**Exercise data**
* * *
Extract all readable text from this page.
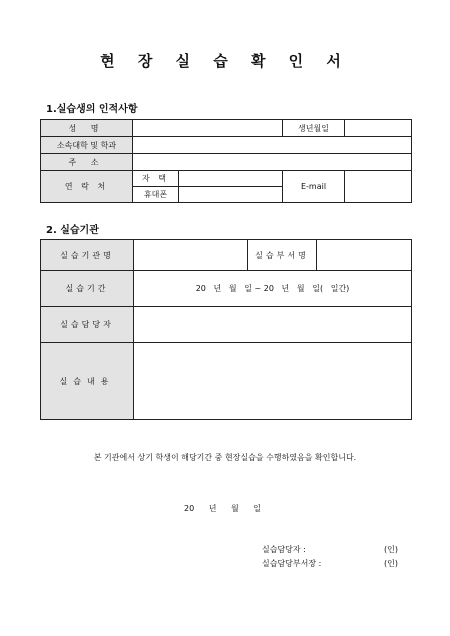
현 장 실 습 확 인 서
1.실습생의 인적사항
성 명			생년월일	
소속대학 및 학과				
주 소				
연 락 처	자 택		E-mail	
	휴대폰			
2. 실습기관
실습기관명		실습부서명	
실습기간	20   년   월   일 ~ 20   년   월   일(   일간)		
실습담당자			
실습내용			
본 기관에서 상기 학생이 해당기간 중 현장실습을 수행하였음을 확인합니다.
20 년 월 일
실습담당자 :	(인)
실습담당부서장 :	(인)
* * *
**What this task involves**
Repeat the material above verbatim, with no pictures in the output.

**Answer to this task**
Extract all readable text from this page.
현 장 실 습 확 인 서
1.실습생의 인적사항
성 명			생년월일	
소속대학 및 학과				
주 소				
연 락 처	자 택		E-mail	
	휴대폰			
2. 실습기관
실습기관명		실습부서명	
실습기간	20   년   월   일 ~ 20   년   월   일(   일간)		
실습담당자			
실습내용			
본 기관에서 상기 학생이 해당기간 중 현장실습을 수행하였음을 확인합니다.
20 년 월 일
실습담당자 :	(인)
실습담당부서장 :	(인)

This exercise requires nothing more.